### DATASET RECORDS ###
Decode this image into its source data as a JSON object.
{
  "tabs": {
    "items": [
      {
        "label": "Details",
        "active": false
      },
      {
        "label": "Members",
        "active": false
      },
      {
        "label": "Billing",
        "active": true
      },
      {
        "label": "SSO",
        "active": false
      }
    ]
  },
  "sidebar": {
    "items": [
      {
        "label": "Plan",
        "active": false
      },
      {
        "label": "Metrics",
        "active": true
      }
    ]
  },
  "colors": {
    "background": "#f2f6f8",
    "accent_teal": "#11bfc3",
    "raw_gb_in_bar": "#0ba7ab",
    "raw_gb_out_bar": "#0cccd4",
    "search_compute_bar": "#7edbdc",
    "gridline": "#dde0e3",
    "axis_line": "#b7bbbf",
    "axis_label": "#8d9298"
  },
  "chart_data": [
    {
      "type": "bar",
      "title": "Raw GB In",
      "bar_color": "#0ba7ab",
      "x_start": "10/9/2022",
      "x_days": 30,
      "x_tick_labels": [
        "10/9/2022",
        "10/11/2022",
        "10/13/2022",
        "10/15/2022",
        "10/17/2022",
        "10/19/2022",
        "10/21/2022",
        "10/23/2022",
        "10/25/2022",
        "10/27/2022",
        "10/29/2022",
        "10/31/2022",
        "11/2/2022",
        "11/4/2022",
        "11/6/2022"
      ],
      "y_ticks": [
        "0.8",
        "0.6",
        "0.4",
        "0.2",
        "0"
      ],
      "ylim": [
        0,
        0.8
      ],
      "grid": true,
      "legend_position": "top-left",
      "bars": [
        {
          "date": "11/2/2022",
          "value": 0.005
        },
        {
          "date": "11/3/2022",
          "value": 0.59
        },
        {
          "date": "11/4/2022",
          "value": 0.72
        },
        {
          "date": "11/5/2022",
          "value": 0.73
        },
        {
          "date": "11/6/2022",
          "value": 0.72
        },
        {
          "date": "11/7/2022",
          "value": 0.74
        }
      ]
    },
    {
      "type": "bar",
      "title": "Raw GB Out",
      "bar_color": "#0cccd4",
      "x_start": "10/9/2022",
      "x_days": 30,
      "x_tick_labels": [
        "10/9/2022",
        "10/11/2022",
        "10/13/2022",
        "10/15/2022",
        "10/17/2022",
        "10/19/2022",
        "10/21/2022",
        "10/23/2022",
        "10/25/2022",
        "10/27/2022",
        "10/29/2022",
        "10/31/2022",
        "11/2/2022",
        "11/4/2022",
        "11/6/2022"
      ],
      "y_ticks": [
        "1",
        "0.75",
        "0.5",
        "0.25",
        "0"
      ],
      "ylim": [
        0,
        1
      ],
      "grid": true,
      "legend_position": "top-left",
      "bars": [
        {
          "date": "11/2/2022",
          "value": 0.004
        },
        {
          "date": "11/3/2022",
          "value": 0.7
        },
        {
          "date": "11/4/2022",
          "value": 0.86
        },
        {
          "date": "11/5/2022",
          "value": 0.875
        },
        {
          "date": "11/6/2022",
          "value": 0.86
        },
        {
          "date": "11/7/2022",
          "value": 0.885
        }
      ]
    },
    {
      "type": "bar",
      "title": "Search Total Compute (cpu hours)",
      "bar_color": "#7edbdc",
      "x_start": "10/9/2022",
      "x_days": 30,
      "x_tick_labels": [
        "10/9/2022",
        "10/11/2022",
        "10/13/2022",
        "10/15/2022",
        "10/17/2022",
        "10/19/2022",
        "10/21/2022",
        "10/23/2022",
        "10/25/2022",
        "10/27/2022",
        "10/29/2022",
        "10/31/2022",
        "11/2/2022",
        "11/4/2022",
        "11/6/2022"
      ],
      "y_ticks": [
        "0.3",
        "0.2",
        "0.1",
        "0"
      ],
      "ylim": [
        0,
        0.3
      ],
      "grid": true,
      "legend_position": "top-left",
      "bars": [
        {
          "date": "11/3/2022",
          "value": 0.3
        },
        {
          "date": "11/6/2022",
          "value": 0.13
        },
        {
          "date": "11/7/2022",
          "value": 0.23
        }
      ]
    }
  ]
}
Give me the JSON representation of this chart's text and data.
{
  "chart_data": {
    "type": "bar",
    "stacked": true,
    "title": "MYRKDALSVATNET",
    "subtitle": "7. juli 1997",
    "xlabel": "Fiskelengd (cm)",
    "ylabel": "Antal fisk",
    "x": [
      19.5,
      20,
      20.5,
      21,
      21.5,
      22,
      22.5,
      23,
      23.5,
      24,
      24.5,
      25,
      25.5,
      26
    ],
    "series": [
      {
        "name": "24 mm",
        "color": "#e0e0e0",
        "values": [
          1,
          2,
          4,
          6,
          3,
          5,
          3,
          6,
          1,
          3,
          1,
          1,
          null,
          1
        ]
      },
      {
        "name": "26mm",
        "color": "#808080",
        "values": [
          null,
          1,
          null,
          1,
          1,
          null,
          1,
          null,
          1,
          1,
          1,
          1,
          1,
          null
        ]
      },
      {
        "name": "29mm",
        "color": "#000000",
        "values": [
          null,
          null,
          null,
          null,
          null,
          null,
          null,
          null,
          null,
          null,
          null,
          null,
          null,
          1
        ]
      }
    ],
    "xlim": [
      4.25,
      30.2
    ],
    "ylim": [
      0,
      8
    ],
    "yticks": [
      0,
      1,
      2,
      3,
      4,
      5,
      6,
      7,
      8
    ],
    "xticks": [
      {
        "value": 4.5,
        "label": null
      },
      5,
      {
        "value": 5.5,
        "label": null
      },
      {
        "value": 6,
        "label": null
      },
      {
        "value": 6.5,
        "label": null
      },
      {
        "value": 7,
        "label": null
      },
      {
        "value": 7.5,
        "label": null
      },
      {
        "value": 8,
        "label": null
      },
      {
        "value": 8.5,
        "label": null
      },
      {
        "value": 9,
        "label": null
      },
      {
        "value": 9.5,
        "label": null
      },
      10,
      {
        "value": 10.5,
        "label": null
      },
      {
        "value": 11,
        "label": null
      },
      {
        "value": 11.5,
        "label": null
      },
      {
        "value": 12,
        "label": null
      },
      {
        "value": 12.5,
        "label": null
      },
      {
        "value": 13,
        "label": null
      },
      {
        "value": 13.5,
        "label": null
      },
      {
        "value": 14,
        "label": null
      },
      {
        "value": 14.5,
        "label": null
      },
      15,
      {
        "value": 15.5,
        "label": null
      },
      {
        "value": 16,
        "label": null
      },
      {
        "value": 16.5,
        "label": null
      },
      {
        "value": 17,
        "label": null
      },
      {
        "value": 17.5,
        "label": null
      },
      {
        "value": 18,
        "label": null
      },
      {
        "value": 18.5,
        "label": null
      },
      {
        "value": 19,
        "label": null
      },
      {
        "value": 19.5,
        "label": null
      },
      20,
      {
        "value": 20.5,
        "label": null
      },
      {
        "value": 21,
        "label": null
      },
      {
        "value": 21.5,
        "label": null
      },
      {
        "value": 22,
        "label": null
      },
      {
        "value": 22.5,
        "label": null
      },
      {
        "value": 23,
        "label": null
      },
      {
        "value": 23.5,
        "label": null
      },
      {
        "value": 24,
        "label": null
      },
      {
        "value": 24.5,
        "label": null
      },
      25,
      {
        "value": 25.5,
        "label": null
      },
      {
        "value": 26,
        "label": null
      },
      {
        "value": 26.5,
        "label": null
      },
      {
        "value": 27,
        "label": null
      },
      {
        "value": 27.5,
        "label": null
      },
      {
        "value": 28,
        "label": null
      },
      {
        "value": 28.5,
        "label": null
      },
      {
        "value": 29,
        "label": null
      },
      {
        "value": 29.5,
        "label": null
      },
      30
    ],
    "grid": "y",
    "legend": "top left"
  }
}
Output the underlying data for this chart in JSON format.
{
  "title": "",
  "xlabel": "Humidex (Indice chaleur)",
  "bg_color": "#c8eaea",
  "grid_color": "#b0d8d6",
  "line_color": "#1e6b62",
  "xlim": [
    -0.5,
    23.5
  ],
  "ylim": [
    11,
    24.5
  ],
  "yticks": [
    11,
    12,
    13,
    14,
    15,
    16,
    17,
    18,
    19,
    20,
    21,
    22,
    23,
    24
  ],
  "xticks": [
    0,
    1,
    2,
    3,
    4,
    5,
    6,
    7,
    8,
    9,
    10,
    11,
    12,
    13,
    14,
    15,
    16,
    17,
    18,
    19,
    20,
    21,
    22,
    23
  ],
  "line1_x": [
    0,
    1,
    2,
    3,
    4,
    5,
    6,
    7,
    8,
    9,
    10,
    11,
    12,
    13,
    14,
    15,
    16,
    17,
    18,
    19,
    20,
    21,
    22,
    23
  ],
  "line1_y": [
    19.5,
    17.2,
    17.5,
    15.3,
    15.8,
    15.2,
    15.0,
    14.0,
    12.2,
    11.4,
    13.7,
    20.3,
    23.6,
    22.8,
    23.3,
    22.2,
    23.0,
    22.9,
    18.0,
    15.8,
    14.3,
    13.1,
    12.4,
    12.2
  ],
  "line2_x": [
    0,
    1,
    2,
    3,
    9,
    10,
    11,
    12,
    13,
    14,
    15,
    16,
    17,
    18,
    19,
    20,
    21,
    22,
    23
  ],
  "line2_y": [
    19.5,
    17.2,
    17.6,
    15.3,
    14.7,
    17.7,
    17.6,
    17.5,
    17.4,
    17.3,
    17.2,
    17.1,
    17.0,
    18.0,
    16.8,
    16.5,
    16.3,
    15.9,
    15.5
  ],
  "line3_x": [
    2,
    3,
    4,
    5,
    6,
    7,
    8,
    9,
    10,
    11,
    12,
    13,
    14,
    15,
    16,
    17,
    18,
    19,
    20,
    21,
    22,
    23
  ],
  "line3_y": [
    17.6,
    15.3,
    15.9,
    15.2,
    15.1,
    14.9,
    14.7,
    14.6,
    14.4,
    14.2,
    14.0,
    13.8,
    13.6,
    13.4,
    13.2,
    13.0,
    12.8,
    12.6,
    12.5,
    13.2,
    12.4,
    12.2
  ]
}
###
* **STATED TASK**
Identify all lines in the records above with the word "xlabel".

* **CORRECT OUTPUT**
    "xlabel": "Fiskelengd (cm)",
  "xlabel": "Humidex (Indice chaleur)",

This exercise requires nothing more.